## Provided data
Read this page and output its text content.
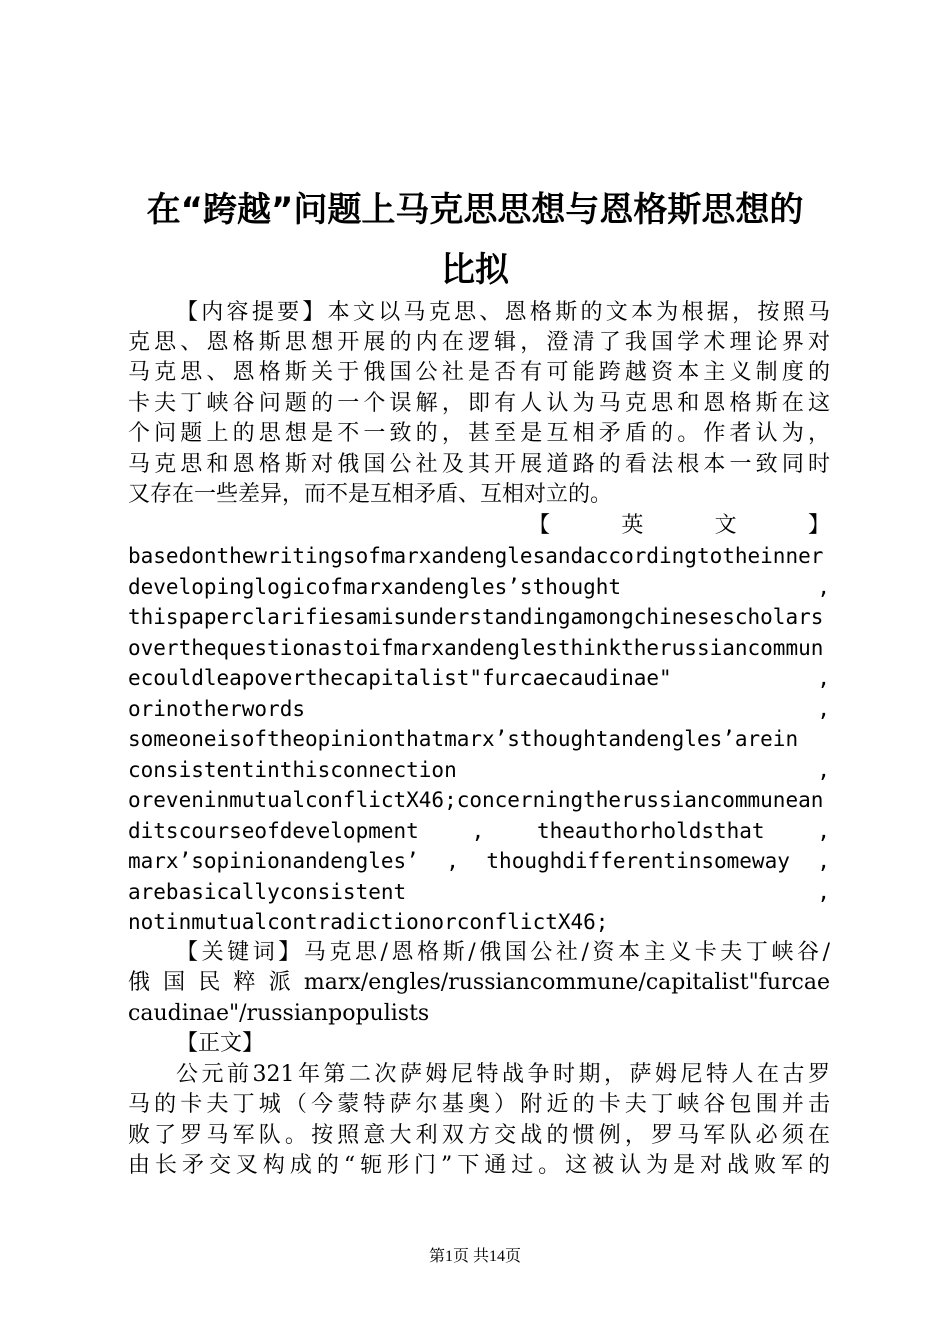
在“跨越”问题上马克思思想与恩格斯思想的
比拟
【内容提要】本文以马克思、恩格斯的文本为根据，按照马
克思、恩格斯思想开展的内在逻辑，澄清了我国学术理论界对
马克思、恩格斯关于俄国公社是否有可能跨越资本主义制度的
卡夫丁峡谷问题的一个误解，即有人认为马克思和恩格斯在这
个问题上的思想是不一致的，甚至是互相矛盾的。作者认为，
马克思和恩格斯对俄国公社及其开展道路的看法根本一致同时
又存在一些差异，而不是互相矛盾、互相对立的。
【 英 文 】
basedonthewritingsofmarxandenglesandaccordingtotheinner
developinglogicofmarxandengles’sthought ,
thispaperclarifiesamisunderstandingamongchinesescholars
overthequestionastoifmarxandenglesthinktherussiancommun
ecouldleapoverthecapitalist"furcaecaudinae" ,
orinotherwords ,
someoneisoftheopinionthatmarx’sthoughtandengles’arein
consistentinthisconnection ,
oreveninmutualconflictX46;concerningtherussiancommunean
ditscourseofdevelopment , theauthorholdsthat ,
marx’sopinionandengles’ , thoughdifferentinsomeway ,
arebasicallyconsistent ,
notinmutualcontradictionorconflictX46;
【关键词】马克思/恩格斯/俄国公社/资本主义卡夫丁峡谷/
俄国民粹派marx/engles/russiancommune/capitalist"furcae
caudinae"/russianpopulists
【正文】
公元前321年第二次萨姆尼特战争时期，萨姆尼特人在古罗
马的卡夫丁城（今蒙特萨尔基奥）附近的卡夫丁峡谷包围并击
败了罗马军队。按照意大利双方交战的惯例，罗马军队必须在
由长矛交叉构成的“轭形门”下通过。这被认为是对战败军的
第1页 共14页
==
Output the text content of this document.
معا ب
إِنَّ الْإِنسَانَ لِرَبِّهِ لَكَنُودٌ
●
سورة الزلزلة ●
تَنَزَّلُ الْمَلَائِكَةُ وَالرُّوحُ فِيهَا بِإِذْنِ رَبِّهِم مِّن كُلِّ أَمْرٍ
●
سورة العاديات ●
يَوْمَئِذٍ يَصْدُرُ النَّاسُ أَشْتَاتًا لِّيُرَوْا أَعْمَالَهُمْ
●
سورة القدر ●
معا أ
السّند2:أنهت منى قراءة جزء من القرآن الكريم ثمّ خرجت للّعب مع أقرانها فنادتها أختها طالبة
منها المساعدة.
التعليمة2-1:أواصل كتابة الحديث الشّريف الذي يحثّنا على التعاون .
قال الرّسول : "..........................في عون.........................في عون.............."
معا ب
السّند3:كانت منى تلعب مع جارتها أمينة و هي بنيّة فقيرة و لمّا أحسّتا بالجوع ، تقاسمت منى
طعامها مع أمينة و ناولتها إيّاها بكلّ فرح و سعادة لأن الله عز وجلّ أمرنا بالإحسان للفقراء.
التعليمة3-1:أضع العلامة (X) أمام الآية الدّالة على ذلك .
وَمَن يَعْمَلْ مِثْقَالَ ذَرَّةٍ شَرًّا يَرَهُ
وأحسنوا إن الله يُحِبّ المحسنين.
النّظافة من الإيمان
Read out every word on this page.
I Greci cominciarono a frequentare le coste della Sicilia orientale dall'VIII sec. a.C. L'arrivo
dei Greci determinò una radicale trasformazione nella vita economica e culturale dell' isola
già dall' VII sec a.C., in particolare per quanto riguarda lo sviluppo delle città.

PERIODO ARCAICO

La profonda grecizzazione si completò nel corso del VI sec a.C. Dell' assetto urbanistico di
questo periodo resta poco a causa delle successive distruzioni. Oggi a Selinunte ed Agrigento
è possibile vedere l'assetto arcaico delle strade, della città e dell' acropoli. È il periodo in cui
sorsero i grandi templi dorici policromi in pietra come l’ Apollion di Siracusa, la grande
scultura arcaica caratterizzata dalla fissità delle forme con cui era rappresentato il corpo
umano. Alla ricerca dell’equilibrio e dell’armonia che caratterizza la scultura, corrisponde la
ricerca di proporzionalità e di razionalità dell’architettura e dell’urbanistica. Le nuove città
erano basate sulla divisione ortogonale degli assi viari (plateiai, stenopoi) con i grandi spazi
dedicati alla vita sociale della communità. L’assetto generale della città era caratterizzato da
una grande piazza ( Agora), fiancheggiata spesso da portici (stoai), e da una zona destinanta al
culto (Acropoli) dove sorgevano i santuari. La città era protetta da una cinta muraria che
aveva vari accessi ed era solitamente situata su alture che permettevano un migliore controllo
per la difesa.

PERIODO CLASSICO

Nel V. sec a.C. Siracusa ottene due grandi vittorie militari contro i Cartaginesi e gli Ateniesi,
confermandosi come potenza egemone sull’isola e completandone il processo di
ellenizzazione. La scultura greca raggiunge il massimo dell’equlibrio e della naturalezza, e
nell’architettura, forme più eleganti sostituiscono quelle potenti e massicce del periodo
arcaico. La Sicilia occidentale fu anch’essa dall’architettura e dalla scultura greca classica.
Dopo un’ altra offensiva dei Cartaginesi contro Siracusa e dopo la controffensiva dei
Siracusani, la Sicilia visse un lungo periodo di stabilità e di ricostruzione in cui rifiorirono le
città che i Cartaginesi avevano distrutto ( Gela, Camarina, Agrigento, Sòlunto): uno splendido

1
---
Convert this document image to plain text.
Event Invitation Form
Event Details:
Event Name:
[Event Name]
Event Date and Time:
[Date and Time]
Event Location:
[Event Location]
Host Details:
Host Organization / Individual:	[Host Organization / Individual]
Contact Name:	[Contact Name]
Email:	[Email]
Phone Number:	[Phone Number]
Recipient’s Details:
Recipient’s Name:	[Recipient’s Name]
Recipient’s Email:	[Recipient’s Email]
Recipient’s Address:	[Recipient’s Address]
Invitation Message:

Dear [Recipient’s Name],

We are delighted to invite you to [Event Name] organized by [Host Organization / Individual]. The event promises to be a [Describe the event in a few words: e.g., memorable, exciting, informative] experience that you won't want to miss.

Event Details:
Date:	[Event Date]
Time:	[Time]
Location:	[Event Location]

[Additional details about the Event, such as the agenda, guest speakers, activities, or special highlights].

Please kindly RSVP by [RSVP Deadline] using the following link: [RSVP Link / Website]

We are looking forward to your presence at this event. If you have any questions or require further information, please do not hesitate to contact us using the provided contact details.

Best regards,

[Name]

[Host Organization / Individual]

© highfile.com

## Work to do
Tell how many lines hold the string "dalla", giving the number and nothing else.

## Exercise solution
2